## Prompt:
Copy down every line where the string "成交供应商可以依法采取分包方式履行合同" shows up.

## Given information:
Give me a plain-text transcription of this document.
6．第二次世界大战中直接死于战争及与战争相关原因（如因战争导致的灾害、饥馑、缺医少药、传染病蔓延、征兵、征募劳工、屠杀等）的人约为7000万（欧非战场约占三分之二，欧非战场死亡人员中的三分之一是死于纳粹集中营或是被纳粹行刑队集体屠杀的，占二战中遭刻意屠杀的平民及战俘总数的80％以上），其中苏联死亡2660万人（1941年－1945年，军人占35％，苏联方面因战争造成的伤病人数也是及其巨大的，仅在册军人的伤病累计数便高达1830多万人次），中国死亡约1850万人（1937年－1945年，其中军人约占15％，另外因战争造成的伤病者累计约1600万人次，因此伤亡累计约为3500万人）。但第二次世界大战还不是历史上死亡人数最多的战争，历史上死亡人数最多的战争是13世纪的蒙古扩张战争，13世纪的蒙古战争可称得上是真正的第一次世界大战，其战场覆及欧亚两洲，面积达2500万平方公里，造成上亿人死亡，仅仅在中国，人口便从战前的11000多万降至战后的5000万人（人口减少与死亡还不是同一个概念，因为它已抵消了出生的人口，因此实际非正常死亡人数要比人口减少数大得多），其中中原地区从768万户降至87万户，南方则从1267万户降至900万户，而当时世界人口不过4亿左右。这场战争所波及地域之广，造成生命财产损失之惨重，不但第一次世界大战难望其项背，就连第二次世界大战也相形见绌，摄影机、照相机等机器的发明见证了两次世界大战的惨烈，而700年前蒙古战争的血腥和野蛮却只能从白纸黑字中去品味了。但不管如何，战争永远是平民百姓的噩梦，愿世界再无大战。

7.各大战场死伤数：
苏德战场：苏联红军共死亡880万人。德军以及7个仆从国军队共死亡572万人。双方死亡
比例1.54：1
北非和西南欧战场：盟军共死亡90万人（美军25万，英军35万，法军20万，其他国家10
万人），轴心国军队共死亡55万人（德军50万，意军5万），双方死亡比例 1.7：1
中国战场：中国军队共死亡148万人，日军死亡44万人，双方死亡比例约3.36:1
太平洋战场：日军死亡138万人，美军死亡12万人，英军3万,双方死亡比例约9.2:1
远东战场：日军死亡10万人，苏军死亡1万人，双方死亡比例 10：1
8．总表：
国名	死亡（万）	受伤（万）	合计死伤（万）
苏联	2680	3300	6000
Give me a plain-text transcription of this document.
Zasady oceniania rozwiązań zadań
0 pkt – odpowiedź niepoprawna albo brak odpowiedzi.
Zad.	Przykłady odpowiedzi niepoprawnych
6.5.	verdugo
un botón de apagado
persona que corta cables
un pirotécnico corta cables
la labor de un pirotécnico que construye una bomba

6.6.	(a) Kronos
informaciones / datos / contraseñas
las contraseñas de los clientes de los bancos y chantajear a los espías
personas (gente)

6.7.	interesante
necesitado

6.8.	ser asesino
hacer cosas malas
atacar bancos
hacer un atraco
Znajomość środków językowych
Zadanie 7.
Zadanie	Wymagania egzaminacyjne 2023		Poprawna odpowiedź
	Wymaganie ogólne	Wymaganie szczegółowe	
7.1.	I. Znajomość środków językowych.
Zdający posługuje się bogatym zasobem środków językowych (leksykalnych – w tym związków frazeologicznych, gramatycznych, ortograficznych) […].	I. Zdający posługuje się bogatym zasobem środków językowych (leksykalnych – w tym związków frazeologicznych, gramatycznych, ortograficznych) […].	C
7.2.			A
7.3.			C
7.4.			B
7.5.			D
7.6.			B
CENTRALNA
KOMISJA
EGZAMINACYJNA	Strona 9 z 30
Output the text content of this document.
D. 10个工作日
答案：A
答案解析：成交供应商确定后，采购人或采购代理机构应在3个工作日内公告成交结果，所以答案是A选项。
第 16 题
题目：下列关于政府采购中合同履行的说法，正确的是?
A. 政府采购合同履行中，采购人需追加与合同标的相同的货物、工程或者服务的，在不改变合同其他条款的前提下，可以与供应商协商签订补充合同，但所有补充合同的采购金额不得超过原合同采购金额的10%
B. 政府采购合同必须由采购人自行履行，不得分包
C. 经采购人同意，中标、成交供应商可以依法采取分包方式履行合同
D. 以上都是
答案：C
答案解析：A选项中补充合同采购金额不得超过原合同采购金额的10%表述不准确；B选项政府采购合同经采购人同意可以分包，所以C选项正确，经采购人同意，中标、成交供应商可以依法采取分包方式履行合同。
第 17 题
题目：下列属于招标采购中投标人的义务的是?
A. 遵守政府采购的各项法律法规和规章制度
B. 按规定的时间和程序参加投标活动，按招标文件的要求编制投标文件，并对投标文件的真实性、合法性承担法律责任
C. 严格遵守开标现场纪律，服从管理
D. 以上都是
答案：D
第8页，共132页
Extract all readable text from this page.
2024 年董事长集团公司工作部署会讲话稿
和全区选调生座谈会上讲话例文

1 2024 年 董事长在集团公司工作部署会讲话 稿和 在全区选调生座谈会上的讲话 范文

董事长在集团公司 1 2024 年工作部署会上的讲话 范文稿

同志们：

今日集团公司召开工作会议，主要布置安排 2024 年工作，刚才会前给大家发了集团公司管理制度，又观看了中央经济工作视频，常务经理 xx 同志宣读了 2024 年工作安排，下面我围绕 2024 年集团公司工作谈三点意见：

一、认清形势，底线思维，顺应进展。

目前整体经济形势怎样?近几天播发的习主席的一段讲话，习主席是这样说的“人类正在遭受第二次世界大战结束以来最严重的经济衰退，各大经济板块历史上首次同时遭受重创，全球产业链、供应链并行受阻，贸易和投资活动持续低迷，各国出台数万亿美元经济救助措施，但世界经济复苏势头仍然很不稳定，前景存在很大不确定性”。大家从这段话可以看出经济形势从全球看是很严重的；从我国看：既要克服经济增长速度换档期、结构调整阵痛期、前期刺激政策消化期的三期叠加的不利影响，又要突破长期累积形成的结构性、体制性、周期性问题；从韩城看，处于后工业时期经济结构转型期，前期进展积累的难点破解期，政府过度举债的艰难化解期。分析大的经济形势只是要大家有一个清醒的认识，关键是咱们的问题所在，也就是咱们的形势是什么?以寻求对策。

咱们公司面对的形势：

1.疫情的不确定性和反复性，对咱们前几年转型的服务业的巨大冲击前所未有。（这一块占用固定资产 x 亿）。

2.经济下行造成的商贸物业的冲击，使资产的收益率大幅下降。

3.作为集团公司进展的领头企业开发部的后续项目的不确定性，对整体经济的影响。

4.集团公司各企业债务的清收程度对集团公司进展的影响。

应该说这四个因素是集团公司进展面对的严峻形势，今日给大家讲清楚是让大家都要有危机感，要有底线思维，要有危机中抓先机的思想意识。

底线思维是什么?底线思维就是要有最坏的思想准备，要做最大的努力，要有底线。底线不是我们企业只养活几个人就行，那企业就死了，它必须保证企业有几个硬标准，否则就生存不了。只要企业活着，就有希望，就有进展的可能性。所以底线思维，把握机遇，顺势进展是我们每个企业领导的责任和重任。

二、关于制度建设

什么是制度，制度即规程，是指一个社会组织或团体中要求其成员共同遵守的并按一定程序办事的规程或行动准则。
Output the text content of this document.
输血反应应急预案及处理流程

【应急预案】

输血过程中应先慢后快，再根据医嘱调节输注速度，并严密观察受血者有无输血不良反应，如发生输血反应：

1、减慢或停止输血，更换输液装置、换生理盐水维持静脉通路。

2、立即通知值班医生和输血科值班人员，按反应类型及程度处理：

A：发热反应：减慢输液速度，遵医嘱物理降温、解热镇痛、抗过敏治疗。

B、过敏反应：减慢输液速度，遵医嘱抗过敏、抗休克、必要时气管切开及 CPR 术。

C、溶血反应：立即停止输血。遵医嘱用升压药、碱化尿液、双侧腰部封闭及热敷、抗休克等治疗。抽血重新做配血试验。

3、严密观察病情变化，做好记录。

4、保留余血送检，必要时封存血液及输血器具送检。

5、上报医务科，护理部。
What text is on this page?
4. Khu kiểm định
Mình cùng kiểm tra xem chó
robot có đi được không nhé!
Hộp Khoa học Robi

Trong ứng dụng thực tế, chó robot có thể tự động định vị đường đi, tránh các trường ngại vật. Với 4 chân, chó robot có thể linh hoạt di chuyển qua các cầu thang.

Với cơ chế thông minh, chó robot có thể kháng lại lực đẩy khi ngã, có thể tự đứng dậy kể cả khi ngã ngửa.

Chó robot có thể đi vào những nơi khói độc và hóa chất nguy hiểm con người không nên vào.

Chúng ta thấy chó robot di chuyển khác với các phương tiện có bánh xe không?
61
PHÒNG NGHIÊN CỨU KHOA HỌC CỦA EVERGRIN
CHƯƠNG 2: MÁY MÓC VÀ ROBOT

## The solution:
C. 经采购人同意，中标、成交供应商可以依法采取分包方式履行合同
答案解析：A选项中补充合同采购金额不得超过原合同采购金额的10%表述不准确；B选项政府采购合同经采购人同意可以分包，所以C选项正确，经采购人同意，中标、成交供应商可以依法采取分包方式履行合同。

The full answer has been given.